[PROBLEM TO WORK ON]
Copy all lines below containing "been".

****************

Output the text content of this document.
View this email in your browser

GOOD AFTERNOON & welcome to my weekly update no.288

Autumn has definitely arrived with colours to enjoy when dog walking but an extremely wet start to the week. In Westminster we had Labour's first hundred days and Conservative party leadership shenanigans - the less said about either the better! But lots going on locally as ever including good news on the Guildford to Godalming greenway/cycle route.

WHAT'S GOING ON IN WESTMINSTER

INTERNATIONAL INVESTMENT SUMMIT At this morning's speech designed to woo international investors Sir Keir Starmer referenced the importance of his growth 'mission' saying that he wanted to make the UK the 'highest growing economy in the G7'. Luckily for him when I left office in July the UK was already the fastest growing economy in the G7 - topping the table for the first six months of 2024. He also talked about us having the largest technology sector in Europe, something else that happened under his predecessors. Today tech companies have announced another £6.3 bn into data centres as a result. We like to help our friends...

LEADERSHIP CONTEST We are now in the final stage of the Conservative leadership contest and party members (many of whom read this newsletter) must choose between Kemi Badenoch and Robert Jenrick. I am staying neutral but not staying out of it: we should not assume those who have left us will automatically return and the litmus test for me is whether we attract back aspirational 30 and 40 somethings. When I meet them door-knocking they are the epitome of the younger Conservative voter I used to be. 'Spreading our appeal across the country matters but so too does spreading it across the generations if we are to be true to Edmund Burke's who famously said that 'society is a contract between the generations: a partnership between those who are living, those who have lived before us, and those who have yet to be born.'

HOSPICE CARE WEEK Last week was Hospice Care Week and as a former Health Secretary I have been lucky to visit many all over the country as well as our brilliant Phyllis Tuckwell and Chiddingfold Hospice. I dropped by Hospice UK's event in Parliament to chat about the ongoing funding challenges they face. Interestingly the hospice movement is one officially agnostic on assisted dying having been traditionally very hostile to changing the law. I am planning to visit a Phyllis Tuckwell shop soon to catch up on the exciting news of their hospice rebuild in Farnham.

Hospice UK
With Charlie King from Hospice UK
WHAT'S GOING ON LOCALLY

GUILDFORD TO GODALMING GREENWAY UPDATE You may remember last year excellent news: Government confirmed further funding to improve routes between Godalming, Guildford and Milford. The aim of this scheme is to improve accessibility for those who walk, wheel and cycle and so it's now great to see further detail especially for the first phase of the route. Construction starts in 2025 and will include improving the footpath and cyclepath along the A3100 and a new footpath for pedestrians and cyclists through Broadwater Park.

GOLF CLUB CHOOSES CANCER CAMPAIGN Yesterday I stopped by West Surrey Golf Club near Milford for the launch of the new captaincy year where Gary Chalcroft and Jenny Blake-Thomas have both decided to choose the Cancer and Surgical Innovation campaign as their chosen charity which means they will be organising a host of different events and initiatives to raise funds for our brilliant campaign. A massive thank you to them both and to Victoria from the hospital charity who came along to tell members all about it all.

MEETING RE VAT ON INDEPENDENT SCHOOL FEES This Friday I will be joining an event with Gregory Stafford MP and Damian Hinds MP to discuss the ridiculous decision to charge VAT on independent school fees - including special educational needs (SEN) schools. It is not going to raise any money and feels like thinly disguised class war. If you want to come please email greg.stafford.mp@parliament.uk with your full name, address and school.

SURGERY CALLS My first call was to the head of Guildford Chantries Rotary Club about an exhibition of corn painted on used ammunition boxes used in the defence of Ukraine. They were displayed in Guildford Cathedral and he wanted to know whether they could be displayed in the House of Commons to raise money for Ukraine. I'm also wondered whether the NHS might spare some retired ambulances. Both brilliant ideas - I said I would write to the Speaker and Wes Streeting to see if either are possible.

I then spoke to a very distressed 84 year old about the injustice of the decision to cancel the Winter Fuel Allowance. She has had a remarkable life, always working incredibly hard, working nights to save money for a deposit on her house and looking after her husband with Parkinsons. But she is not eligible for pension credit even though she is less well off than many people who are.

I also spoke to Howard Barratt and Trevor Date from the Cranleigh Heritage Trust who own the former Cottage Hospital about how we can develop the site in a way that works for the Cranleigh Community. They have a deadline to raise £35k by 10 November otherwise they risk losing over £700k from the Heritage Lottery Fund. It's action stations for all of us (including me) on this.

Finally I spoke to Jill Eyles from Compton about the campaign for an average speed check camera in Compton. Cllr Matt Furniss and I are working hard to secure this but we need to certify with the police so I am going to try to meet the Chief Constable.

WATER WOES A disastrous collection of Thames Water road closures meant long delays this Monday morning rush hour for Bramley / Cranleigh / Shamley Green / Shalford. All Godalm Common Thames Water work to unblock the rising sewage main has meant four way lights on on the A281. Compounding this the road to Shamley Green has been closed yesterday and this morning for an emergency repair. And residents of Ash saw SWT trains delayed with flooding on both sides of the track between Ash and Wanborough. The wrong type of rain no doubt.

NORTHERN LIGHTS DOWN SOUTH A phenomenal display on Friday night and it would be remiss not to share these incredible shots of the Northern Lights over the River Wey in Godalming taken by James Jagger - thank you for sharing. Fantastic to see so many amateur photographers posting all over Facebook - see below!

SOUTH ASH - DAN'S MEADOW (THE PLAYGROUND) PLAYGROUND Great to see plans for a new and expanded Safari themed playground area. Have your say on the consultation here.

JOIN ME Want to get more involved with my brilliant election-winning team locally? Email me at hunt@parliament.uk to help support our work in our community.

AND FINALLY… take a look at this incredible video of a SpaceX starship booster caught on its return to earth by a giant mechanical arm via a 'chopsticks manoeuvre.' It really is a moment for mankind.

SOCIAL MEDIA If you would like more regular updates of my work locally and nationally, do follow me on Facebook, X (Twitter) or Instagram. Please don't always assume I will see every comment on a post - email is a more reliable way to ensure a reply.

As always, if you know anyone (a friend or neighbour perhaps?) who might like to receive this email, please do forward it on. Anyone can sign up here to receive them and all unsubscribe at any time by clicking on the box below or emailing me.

****************

[CORRECT ANSWER]
HOSPICE CARE WEEK Last week was Hospice Care Week and as a former Health Secretary I have been lucky to visit many all over the country as well as our brilliant Phyllis Tuckwell and Chiddingfold Hospice. I dropped by Hospice UK's event in Parliament to chat about the ongoing funding challenges they face. Interestingly the hospice movement is one officially agnostic on assisted dying having been traditionally very hostile to changing the law. I am planning to visit a Phyllis Tuckwell shop soon to catch up on the exciting news of their hospice rebuild in Farnham.
WATER WOES A disastrous collection of Thames Water road closures meant long delays this Monday morning rush hour for Bramley / Cranleigh / Shamley Green / Shalford. All Godalm Common Thames Water work to unblock the rising sewage main has meant four way lights on on the A281. Compounding this the road to Shamley Green has been closed yesterday and this morning for an emergency repair. And residents of Ash saw SWT trains delayed with flooding on both sides of the track between Ash and Wanborough. The wrong type of rain no doubt.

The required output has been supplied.